Return all lines from the listing below in which the string "JSON" occurs.

MATERIAL FOR THIS EXERCISE:
========================================================================
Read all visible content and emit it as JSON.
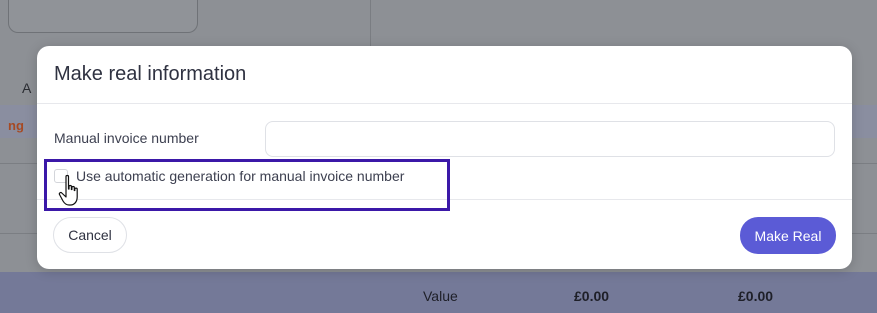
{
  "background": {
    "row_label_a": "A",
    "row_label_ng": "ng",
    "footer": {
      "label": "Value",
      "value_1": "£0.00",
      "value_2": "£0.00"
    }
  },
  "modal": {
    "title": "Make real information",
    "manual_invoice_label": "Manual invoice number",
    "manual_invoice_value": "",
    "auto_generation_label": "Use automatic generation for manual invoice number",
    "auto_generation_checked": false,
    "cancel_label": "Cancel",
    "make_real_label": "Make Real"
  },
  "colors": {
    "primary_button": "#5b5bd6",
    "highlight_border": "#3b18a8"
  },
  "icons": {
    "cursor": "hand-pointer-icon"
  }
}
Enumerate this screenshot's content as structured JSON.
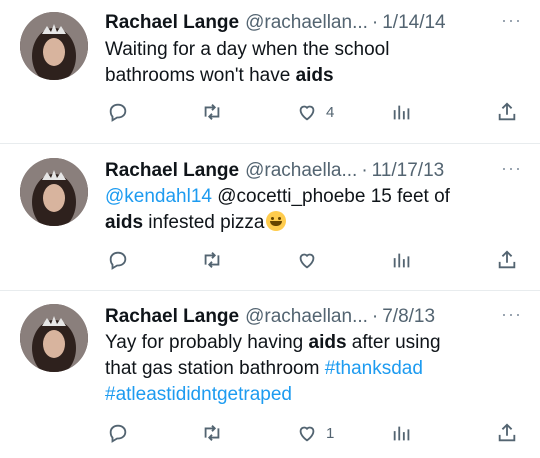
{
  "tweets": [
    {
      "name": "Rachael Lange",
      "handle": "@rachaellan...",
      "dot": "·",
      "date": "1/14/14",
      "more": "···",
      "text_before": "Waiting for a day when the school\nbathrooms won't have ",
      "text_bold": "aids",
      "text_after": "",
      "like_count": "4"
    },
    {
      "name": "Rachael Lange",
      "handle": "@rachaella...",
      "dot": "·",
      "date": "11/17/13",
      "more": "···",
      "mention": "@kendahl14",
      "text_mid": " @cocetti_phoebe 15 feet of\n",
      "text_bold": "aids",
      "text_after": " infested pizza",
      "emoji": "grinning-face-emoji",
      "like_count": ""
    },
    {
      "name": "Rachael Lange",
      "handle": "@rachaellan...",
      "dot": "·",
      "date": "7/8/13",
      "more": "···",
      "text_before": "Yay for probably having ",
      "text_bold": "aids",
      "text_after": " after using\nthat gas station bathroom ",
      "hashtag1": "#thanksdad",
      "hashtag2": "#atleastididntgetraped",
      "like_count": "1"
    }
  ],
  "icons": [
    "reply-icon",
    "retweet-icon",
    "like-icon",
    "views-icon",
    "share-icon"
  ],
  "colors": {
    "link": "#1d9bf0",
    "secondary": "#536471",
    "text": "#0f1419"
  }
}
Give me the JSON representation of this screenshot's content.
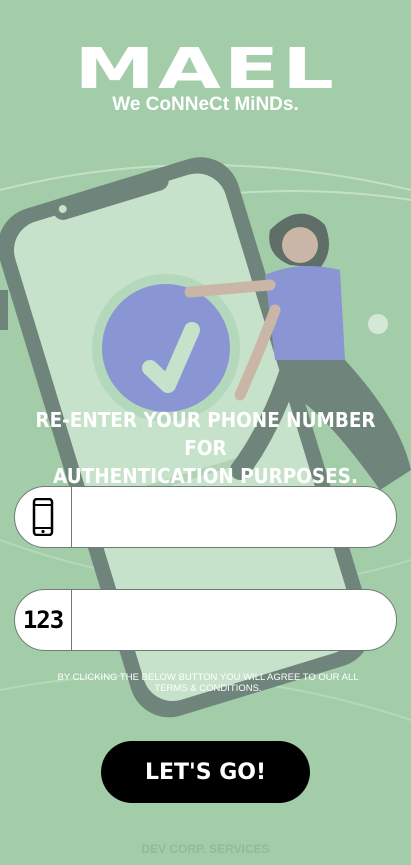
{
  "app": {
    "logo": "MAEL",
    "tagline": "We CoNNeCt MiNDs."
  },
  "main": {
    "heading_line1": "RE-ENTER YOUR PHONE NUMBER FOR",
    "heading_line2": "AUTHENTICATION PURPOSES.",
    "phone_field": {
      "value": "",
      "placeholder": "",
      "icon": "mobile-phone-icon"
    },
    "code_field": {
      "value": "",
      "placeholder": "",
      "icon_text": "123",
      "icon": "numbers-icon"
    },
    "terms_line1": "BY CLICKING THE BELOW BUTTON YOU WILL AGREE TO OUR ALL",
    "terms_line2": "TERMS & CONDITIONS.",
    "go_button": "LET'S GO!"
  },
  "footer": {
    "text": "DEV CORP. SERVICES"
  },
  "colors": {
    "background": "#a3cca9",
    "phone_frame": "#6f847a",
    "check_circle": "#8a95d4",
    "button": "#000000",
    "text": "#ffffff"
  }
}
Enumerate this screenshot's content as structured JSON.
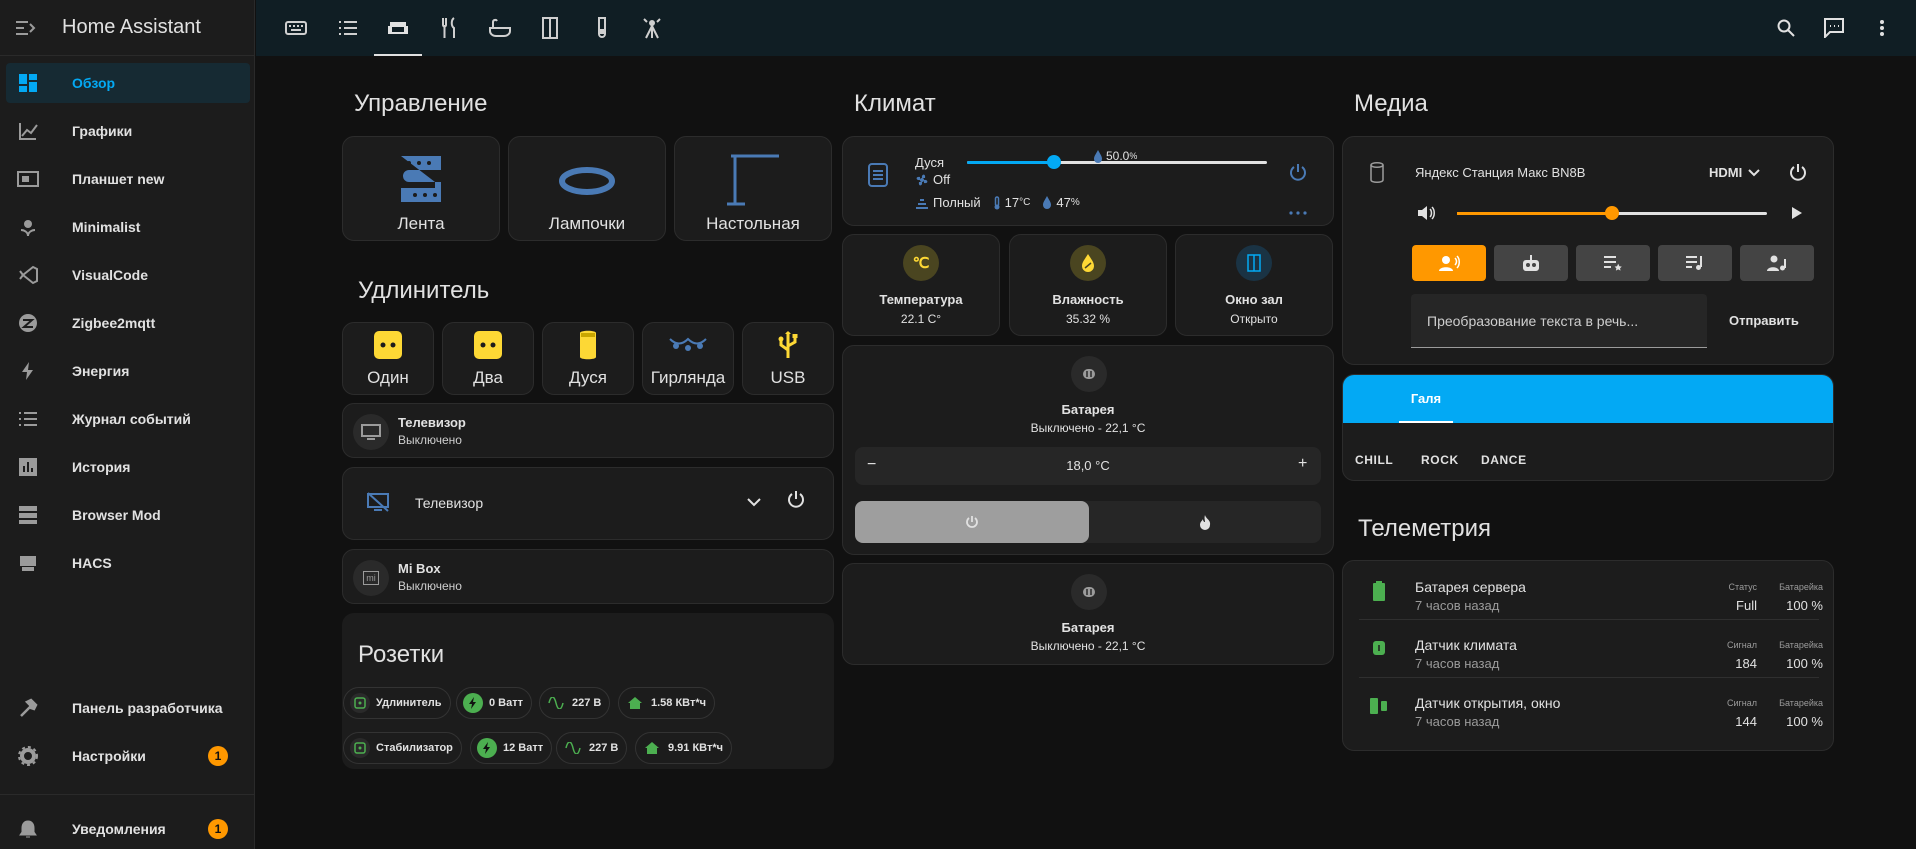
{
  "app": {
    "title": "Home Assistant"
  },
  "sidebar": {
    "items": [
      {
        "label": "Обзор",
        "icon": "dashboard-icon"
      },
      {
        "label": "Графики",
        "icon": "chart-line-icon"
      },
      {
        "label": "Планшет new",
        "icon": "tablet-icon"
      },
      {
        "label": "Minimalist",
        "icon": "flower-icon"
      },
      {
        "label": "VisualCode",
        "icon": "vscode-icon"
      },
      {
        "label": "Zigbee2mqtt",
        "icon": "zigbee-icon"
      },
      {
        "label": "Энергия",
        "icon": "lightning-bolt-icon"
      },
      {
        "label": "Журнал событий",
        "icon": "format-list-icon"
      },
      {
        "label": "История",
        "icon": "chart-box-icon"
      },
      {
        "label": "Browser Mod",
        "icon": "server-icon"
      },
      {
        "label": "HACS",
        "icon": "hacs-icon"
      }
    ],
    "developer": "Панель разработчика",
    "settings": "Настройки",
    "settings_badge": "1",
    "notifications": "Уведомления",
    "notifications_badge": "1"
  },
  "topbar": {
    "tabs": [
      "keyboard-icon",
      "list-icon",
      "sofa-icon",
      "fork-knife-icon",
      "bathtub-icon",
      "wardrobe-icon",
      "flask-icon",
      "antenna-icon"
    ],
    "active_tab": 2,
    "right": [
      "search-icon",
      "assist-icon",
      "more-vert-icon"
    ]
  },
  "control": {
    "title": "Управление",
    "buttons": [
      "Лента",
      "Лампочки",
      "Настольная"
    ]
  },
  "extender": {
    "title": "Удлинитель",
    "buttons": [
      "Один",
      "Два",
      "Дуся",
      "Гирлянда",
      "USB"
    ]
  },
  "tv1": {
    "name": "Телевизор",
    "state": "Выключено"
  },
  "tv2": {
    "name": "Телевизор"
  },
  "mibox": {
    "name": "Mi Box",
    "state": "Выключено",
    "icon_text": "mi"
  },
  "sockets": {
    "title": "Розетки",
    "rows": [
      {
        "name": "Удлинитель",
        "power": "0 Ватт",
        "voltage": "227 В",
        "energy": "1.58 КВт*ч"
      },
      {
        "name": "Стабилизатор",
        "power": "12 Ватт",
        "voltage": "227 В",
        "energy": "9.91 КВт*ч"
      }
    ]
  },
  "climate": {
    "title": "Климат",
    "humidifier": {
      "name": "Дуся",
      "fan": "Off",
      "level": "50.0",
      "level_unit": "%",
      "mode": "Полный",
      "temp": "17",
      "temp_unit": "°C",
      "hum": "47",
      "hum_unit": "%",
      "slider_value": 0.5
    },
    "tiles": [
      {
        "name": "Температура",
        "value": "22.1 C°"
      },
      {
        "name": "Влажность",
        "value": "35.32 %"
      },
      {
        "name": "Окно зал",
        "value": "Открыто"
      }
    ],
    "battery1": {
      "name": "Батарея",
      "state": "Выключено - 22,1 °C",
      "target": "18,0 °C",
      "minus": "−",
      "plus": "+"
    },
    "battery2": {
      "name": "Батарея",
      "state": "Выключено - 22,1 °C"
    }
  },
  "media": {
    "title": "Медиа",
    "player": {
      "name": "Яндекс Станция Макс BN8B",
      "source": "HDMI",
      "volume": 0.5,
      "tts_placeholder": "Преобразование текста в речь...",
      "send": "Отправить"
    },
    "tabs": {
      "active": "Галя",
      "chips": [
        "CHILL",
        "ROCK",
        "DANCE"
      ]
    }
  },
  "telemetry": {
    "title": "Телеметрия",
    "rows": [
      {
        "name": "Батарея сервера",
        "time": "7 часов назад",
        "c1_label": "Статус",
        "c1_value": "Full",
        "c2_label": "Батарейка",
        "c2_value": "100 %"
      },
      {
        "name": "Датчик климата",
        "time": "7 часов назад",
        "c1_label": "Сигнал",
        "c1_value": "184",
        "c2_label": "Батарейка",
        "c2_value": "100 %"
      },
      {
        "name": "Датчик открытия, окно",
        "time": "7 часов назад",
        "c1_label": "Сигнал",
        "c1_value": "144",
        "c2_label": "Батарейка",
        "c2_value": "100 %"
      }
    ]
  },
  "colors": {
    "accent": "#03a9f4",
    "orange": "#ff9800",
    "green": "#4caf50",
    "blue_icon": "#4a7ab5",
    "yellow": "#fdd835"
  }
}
========================================================================
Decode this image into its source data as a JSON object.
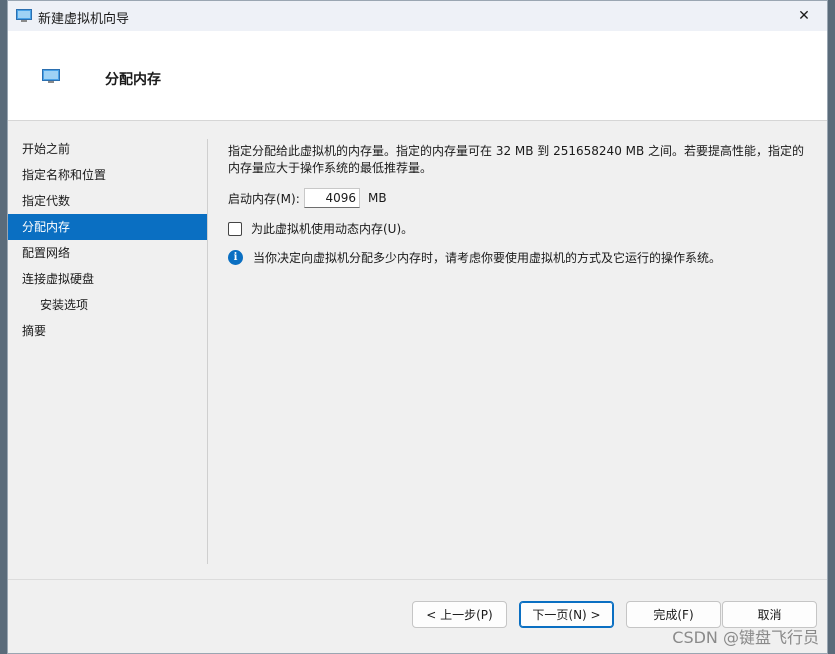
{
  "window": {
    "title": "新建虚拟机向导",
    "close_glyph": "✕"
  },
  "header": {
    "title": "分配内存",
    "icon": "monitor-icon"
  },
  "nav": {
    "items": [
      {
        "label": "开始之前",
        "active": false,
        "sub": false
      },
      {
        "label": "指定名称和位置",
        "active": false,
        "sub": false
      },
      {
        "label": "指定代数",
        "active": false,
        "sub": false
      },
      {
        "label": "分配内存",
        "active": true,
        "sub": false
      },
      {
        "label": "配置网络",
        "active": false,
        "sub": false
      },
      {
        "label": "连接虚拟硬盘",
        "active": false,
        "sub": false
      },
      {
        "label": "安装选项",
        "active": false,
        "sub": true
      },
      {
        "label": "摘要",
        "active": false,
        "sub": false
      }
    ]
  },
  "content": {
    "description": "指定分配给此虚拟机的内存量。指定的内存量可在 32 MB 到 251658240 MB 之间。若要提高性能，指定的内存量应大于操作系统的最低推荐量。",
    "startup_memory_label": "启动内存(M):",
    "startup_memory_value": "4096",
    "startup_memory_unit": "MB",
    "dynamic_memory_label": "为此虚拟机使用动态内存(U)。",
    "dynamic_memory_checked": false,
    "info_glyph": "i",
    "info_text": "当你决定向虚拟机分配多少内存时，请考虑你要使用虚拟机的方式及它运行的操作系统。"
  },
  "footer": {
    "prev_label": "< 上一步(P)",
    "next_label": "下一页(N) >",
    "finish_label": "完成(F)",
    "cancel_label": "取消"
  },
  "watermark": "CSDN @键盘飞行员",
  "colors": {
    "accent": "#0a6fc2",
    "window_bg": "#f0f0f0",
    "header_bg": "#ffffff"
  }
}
========================================================================
RESULT FOR THIS EXERCISE:
Read all visible content and emit it as JSON.
Enumerate this screenshot's content as structured JSON.
Give me the JSON representation of this screenshot's content.
Enumerate this screenshot's content as structured JSON.
Decode this image into its source data as a JSON object.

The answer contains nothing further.